→ **WORK TO DO**
Pull out every line below containing the word "Ranking".

→ **STORED DATA**

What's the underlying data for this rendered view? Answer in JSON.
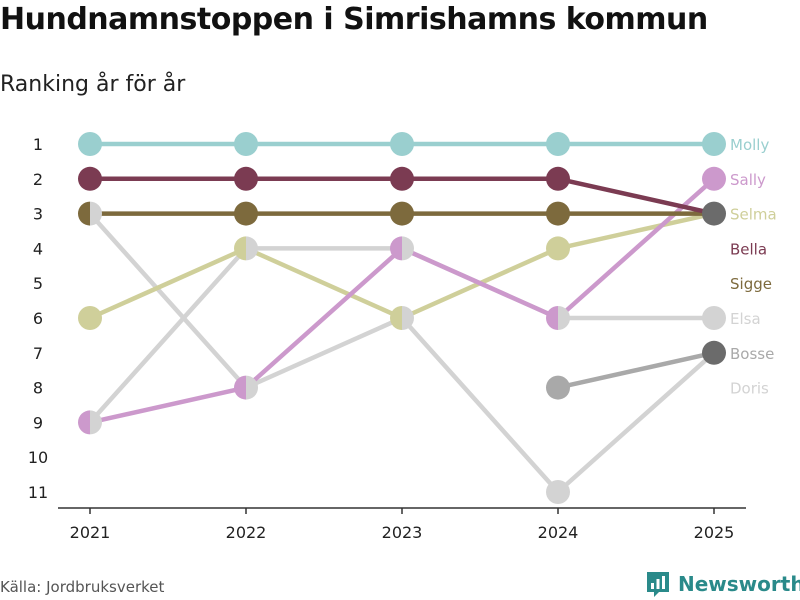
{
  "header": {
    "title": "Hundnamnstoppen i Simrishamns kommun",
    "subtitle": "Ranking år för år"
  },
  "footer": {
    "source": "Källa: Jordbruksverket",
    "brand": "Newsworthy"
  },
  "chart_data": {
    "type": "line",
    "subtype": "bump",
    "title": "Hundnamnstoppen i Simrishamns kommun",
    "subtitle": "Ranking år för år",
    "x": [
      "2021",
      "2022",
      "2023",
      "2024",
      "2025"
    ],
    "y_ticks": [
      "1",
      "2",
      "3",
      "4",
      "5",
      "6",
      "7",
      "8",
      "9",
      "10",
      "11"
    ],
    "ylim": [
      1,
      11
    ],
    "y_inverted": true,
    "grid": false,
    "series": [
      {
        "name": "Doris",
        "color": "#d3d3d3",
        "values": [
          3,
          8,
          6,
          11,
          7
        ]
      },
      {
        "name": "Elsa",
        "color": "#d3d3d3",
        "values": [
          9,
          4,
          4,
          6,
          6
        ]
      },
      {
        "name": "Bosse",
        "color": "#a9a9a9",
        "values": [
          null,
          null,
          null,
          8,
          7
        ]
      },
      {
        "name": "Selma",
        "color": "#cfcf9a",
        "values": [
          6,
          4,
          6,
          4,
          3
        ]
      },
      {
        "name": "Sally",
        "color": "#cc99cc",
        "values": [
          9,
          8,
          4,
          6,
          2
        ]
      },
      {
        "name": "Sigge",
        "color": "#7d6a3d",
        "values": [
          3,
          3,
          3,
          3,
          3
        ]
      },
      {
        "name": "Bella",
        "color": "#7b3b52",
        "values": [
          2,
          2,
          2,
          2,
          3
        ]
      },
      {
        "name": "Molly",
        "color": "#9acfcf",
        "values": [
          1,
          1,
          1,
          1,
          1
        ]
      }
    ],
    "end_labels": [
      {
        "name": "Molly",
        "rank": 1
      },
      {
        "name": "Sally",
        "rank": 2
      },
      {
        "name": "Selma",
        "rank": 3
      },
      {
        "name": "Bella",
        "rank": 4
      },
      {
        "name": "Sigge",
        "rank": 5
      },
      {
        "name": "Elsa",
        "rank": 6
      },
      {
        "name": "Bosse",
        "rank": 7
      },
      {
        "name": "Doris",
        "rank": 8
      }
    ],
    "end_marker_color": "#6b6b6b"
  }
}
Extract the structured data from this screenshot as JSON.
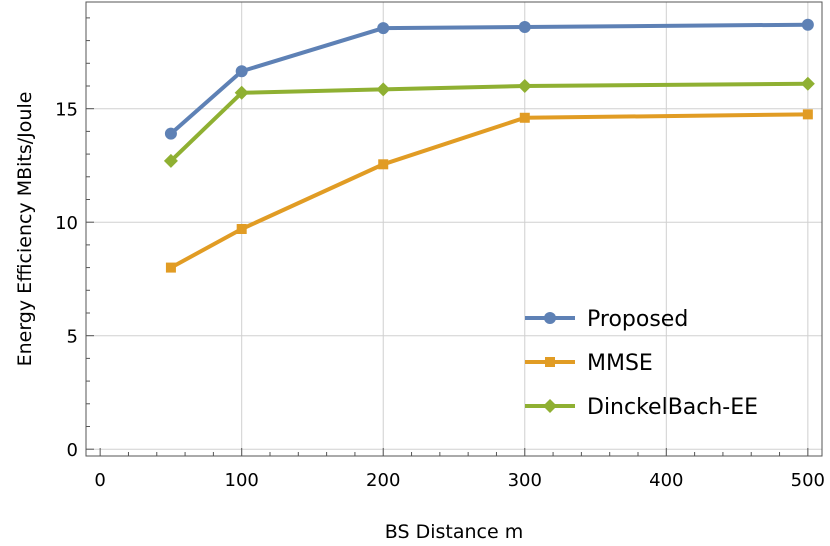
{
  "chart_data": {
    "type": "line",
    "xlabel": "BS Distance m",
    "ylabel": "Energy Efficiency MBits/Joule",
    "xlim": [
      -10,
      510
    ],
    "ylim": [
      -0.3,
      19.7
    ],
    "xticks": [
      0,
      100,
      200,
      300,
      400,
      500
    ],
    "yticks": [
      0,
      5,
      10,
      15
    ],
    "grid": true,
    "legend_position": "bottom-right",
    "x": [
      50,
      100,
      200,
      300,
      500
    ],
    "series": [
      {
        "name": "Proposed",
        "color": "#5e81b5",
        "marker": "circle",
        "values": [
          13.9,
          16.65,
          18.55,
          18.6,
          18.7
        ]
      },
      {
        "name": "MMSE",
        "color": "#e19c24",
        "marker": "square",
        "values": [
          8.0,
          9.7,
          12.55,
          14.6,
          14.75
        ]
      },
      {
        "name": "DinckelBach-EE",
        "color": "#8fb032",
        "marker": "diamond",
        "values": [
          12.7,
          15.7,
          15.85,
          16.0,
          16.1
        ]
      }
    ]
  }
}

→ **ANSWER FOR THIS EXERCISE**
    "subtitle": "Ranking år för år"
    "subtitle": "Ranking år för år",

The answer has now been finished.